[OBJECTIVE]
Repeat the data below exactly, dropping any pictures it holds.

--- begin EXTRACTED RECORDS ---

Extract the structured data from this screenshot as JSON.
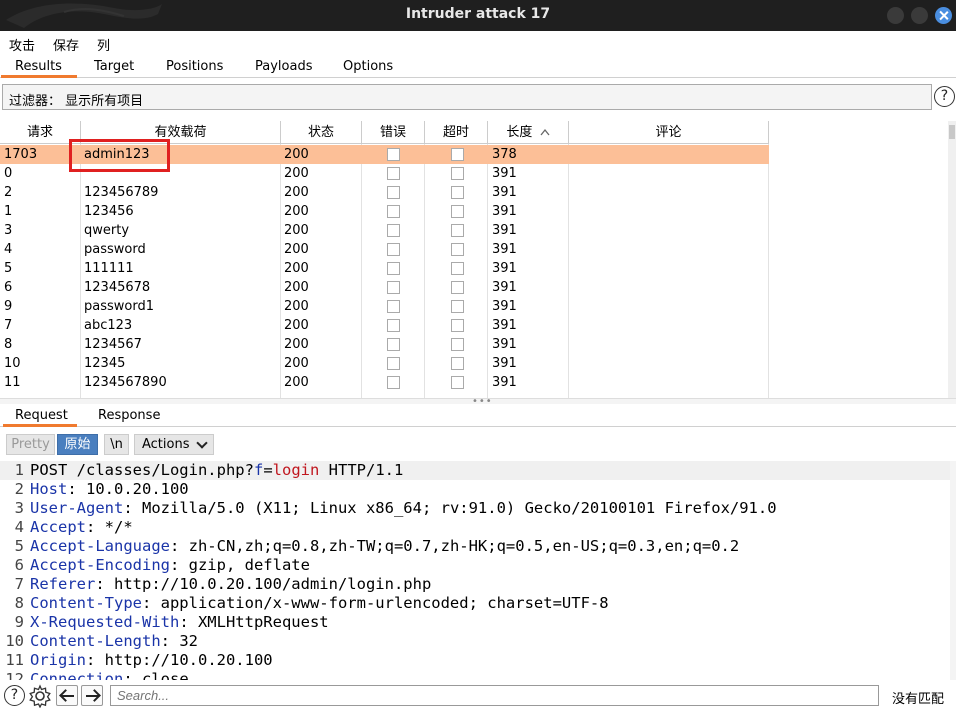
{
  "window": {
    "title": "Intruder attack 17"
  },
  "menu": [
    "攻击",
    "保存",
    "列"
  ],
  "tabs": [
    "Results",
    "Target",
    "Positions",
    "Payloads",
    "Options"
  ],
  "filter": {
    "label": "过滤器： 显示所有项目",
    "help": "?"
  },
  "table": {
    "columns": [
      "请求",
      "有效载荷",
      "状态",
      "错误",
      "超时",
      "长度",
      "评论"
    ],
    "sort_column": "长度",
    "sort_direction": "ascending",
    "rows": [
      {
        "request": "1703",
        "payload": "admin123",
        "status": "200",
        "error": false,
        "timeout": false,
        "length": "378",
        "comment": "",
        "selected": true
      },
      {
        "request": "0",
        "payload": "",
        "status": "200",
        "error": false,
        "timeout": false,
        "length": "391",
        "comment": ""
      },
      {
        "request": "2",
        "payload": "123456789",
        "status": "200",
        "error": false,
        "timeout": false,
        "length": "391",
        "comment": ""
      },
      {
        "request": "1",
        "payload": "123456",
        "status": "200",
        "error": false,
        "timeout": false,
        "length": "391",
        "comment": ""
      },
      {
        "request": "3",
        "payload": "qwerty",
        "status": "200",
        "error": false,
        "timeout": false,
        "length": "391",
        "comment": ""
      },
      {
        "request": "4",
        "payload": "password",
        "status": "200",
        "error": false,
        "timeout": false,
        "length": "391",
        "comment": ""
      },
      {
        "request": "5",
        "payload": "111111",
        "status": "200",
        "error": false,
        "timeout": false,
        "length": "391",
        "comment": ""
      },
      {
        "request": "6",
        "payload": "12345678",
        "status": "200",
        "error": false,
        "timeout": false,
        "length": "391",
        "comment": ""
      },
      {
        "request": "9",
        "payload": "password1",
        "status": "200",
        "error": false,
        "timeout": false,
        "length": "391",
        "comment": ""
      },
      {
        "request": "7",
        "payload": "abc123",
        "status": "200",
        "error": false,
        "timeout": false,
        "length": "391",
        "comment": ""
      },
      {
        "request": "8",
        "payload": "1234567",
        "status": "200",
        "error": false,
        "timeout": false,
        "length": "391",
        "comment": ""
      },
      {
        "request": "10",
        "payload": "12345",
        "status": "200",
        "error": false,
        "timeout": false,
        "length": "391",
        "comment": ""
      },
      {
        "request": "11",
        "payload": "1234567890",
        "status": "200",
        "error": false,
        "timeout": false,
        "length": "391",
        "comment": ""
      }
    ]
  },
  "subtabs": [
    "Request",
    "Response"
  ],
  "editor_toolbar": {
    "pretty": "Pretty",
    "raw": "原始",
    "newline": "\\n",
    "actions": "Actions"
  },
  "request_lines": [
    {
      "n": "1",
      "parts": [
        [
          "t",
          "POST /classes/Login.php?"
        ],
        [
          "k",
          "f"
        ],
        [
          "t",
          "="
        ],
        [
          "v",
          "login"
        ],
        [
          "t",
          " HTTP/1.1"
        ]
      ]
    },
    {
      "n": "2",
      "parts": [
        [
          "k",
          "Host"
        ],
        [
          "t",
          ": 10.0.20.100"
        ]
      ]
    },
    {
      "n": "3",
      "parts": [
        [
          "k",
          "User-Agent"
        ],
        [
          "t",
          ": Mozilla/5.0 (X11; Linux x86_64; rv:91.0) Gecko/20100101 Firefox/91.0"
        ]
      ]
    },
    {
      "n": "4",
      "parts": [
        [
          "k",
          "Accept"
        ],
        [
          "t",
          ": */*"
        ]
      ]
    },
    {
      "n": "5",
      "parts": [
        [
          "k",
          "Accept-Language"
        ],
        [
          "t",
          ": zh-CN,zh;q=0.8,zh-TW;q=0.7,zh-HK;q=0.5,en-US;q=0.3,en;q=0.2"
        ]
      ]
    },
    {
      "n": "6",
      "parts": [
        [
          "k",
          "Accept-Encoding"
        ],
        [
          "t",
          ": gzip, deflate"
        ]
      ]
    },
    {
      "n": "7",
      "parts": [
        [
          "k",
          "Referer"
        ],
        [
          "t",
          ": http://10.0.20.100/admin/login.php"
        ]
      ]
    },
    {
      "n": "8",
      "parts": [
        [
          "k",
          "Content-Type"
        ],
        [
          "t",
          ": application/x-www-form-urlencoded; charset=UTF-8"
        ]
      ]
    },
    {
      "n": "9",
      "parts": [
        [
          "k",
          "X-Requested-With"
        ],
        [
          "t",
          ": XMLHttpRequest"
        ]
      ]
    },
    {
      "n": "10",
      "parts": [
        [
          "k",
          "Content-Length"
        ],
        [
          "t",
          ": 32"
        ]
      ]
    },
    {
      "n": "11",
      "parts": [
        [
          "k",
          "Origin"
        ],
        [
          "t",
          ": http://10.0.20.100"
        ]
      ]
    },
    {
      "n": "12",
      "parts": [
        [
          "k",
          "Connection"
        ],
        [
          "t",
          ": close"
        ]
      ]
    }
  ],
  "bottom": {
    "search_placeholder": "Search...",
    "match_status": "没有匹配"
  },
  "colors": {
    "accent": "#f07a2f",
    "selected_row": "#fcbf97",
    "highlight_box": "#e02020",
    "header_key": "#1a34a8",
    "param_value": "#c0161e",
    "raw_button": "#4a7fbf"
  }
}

--- end EXTRACTED RECORDS ---

[THE SOLUTION]
Extract the structured data from this screenshot as JSON.
{
  "window": {
    "title": "Intruder attack 17"
  },
  "menu": [
    "攻击",
    "保存",
    "列"
  ],
  "tabs": [
    "Results",
    "Target",
    "Positions",
    "Payloads",
    "Options"
  ],
  "filter": {
    "label": "过滤器： 显示所有项目",
    "help": "?"
  },
  "table": {
    "columns": [
      "请求",
      "有效载荷",
      "状态",
      "错误",
      "超时",
      "长度",
      "评论"
    ],
    "sort_column": "长度",
    "sort_direction": "ascending",
    "rows": [
      {
        "request": "1703",
        "payload": "admin123",
        "status": "200",
        "error": false,
        "timeout": false,
        "length": "378",
        "comment": "",
        "selected": true
      },
      {
        "request": "0",
        "payload": "",
        "status": "200",
        "error": false,
        "timeout": false,
        "length": "391",
        "comment": ""
      },
      {
        "request": "2",
        "payload": "123456789",
        "status": "200",
        "error": false,
        "timeout": false,
        "length": "391",
        "comment": ""
      },
      {
        "request": "1",
        "payload": "123456",
        "status": "200",
        "error": false,
        "timeout": false,
        "length": "391",
        "comment": ""
      },
      {
        "request": "3",
        "payload": "qwerty",
        "status": "200",
        "error": false,
        "timeout": false,
        "length": "391",
        "comment": ""
      },
      {
        "request": "4",
        "payload": "password",
        "status": "200",
        "error": false,
        "timeout": false,
        "length": "391",
        "comment": ""
      },
      {
        "request": "5",
        "payload": "111111",
        "status": "200",
        "error": false,
        "timeout": false,
        "length": "391",
        "comment": ""
      },
      {
        "request": "6",
        "payload": "12345678",
        "status": "200",
        "error": false,
        "timeout": false,
        "length": "391",
        "comment": ""
      },
      {
        "request": "9",
        "payload": "password1",
        "status": "200",
        "error": false,
        "timeout": false,
        "length": "391",
        "comment": ""
      },
      {
        "request": "7",
        "payload": "abc123",
        "status": "200",
        "error": false,
        "timeout": false,
        "length": "391",
        "comment": ""
      },
      {
        "request": "8",
        "payload": "1234567",
        "status": "200",
        "error": false,
        "timeout": false,
        "length": "391",
        "comment": ""
      },
      {
        "request": "10",
        "payload": "12345",
        "status": "200",
        "error": false,
        "timeout": false,
        "length": "391",
        "comment": ""
      },
      {
        "request": "11",
        "payload": "1234567890",
        "status": "200",
        "error": false,
        "timeout": false,
        "length": "391",
        "comment": ""
      }
    ]
  },
  "subtabs": [
    "Request",
    "Response"
  ],
  "editor_toolbar": {
    "pretty": "Pretty",
    "raw": "原始",
    "newline": "\\n",
    "actions": "Actions"
  },
  "request_lines": [
    {
      "n": "1",
      "parts": [
        [
          "t",
          "POST /classes/Login.php?"
        ],
        [
          "k",
          "f"
        ],
        [
          "t",
          "="
        ],
        [
          "v",
          "login"
        ],
        [
          "t",
          " HTTP/1.1"
        ]
      ]
    },
    {
      "n": "2",
      "parts": [
        [
          "k",
          "Host"
        ],
        [
          "t",
          ": 10.0.20.100"
        ]
      ]
    },
    {
      "n": "3",
      "parts": [
        [
          "k",
          "User-Agent"
        ],
        [
          "t",
          ": Mozilla/5.0 (X11; Linux x86_64; rv:91.0) Gecko/20100101 Firefox/91.0"
        ]
      ]
    },
    {
      "n": "4",
      "parts": [
        [
          "k",
          "Accept"
        ],
        [
          "t",
          ": */*"
        ]
      ]
    },
    {
      "n": "5",
      "parts": [
        [
          "k",
          "Accept-Language"
        ],
        [
          "t",
          ": zh-CN,zh;q=0.8,zh-TW;q=0.7,zh-HK;q=0.5,en-US;q=0.3,en;q=0.2"
        ]
      ]
    },
    {
      "n": "6",
      "parts": [
        [
          "k",
          "Accept-Encoding"
        ],
        [
          "t",
          ": gzip, deflate"
        ]
      ]
    },
    {
      "n": "7",
      "parts": [
        [
          "k",
          "Referer"
        ],
        [
          "t",
          ": http://10.0.20.100/admin/login.php"
        ]
      ]
    },
    {
      "n": "8",
      "parts": [
        [
          "k",
          "Content-Type"
        ],
        [
          "t",
          ": application/x-www-form-urlencoded; charset=UTF-8"
        ]
      ]
    },
    {
      "n": "9",
      "parts": [
        [
          "k",
          "X-Requested-With"
        ],
        [
          "t",
          ": XMLHttpRequest"
        ]
      ]
    },
    {
      "n": "10",
      "parts": [
        [
          "k",
          "Content-Length"
        ],
        [
          "t",
          ": 32"
        ]
      ]
    },
    {
      "n": "11",
      "parts": [
        [
          "k",
          "Origin"
        ],
        [
          "t",
          ": http://10.0.20.100"
        ]
      ]
    },
    {
      "n": "12",
      "parts": [
        [
          "k",
          "Connection"
        ],
        [
          "t",
          ": close"
        ]
      ]
    }
  ],
  "bottom": {
    "search_placeholder": "Search...",
    "match_status": "没有匹配"
  },
  "colors": {
    "accent": "#f07a2f",
    "selected_row": "#fcbf97",
    "highlight_box": "#e02020",
    "header_key": "#1a34a8",
    "param_value": "#c0161e",
    "raw_button": "#4a7fbf"
  }
}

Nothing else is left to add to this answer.